Records from a collection of figures -
* START *

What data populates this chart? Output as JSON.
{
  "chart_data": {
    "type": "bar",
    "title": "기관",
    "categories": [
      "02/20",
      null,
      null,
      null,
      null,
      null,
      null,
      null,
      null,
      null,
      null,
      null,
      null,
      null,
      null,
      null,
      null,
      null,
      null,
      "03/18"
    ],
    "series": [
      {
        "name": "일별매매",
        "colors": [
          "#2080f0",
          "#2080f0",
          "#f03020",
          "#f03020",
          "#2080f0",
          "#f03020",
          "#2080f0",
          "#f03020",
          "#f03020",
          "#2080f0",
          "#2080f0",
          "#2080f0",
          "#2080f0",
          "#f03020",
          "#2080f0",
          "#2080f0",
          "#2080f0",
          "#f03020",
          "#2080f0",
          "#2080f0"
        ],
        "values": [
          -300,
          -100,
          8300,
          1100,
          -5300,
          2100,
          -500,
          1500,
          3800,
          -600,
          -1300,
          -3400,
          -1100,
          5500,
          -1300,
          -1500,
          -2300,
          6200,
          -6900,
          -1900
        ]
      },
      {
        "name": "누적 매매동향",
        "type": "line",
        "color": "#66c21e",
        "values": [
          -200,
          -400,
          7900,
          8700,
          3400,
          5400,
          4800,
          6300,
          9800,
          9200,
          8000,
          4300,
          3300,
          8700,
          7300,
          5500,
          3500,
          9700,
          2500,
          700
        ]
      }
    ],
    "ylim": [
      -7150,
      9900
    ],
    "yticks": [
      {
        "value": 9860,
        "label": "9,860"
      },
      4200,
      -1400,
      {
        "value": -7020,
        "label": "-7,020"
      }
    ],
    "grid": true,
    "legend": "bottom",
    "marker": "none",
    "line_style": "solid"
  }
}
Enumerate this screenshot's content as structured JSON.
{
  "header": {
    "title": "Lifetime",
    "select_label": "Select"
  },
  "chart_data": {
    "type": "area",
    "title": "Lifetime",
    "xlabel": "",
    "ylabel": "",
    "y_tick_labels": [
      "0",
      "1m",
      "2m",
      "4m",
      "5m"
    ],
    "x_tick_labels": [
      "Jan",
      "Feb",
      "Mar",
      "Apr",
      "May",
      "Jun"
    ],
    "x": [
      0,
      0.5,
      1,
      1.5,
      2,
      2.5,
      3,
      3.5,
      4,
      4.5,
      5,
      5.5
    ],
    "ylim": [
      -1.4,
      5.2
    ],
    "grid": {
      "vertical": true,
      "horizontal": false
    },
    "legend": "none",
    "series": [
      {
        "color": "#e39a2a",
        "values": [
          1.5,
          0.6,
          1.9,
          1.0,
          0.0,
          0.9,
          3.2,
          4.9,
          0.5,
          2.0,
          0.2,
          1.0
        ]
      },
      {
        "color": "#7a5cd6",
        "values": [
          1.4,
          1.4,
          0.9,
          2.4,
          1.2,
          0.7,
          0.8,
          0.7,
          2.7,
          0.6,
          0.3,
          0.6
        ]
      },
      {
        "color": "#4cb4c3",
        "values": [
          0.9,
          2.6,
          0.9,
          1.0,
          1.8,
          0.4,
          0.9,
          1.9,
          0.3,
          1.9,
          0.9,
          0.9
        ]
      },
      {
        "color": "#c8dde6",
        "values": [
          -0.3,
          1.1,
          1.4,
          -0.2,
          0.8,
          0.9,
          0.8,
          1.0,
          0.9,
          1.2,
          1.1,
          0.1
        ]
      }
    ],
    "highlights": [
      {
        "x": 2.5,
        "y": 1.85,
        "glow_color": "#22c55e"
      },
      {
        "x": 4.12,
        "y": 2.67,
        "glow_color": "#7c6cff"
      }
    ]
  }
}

* END *

WRITTEN REQUEST -
Filter the records for lines holding the string "this". Copy each one.

TASK SOLUTION -
What data populates this chart? Output as JSON.
Enumerate this screenshot's content as structured JSON.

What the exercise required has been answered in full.